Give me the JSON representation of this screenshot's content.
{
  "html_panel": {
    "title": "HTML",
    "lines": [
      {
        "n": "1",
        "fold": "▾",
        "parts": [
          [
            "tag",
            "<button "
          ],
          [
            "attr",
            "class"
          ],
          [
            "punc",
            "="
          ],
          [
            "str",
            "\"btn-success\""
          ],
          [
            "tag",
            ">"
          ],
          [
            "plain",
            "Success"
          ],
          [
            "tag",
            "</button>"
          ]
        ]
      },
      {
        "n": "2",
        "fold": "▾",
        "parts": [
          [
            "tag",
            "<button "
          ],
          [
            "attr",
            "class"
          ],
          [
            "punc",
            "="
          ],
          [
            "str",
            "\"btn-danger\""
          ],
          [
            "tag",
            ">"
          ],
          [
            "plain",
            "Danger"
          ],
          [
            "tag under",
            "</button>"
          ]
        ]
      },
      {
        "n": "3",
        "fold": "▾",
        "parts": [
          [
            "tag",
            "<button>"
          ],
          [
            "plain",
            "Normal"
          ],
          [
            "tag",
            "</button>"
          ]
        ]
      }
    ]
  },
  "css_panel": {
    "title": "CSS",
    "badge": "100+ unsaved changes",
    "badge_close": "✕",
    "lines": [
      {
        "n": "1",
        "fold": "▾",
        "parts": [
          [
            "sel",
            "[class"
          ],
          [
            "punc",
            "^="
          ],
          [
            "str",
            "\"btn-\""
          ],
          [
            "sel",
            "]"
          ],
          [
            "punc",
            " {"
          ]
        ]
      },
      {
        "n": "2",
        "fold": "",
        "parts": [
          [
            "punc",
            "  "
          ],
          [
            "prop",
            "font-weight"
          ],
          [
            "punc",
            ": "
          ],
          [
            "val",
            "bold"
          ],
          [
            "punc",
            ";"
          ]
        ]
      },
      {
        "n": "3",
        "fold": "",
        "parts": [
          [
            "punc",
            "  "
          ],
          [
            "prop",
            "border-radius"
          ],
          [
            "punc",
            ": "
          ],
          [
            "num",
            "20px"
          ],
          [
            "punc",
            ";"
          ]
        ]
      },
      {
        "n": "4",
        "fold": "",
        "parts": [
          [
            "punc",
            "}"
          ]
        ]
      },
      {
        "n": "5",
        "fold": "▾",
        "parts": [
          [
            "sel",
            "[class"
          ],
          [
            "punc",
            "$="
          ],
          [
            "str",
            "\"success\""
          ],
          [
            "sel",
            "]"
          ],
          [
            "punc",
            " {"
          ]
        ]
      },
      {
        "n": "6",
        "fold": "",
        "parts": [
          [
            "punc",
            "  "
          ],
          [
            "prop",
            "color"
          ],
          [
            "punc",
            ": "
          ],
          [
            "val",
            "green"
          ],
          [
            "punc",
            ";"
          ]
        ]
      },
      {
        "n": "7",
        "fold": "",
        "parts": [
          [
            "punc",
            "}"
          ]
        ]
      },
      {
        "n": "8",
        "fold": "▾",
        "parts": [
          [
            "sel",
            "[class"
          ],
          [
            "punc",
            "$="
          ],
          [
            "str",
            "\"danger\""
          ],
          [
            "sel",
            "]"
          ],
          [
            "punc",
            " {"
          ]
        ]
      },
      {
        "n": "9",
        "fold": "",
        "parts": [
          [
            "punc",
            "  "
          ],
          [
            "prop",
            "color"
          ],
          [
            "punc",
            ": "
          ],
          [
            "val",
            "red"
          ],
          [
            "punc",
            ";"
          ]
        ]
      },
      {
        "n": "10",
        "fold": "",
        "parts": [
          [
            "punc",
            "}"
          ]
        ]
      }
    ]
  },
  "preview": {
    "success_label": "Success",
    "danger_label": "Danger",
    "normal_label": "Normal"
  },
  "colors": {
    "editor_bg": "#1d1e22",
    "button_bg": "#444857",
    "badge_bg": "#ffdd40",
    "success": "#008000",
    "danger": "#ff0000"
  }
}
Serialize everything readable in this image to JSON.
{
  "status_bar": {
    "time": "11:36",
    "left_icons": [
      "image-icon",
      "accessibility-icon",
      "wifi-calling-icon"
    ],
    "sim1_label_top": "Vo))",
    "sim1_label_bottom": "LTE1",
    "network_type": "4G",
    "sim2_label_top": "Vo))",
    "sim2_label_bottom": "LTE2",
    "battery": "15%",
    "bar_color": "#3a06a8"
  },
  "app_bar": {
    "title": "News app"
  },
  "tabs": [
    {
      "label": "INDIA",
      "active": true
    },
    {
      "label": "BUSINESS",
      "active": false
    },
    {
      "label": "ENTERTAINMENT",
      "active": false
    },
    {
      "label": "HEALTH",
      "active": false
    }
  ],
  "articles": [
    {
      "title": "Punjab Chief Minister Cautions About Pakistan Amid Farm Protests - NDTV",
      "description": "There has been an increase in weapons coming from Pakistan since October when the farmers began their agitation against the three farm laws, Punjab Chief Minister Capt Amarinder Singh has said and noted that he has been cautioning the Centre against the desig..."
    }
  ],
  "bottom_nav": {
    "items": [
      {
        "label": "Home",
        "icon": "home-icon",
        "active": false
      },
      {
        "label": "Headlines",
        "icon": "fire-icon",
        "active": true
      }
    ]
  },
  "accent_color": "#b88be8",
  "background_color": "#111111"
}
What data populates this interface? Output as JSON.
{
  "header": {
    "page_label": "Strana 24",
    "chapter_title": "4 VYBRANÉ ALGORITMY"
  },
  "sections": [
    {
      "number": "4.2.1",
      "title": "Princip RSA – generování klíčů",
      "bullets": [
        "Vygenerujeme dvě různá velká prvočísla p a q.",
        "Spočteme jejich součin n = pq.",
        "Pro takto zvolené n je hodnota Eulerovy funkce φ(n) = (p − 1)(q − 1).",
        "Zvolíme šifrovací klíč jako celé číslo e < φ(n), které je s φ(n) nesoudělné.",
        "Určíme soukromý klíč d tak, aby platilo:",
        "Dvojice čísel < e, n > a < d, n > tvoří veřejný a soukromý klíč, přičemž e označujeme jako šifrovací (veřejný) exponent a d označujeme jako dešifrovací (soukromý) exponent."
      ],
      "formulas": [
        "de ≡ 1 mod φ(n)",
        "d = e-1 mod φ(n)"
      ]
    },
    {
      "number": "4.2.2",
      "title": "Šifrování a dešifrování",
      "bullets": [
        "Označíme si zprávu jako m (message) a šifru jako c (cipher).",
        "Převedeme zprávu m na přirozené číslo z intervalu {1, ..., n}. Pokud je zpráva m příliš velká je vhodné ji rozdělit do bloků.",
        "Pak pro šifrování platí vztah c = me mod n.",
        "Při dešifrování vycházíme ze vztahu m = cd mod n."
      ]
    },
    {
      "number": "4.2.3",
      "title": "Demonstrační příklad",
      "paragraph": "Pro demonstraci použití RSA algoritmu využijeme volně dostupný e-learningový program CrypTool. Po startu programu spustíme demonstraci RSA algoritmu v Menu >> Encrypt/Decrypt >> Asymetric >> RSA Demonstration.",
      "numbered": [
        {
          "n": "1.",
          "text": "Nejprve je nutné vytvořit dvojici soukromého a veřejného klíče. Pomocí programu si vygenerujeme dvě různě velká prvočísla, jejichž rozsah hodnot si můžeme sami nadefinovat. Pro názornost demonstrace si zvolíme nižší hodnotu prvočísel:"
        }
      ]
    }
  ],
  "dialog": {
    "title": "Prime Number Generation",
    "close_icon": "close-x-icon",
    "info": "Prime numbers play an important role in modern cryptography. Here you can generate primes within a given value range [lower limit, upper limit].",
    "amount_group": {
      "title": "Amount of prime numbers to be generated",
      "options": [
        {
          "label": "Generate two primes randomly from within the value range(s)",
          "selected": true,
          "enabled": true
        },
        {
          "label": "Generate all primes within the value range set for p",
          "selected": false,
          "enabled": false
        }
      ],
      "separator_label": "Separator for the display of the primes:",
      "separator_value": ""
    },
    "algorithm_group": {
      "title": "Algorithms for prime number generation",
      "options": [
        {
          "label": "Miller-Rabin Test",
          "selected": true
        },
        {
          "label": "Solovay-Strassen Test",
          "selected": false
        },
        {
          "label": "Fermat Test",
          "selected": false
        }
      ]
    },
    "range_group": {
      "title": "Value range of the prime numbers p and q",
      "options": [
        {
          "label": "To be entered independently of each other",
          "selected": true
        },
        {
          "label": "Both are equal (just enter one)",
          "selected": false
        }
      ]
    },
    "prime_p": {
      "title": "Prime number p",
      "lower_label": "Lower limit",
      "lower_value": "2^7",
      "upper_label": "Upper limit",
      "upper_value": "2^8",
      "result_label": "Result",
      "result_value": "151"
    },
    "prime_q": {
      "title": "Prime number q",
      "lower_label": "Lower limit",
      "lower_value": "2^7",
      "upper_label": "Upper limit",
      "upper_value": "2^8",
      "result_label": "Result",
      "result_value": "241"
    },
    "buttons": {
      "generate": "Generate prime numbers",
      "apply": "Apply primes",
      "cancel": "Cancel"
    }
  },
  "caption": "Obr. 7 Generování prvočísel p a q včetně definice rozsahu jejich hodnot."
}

· · · ·

Directions for this task – Copy in full each line that holds the word "číslo".

Final answer –
        "Zvolíme šifrovací klíč jako celé číslo e < φ(n), které je s φ(n) nesoudělné.",
        "Převedeme zprávu m na přirozené číslo z intervalu {1, ..., n}. Pokud je zpráva m příliš velká je vhodné ji rozdělit do bloků.",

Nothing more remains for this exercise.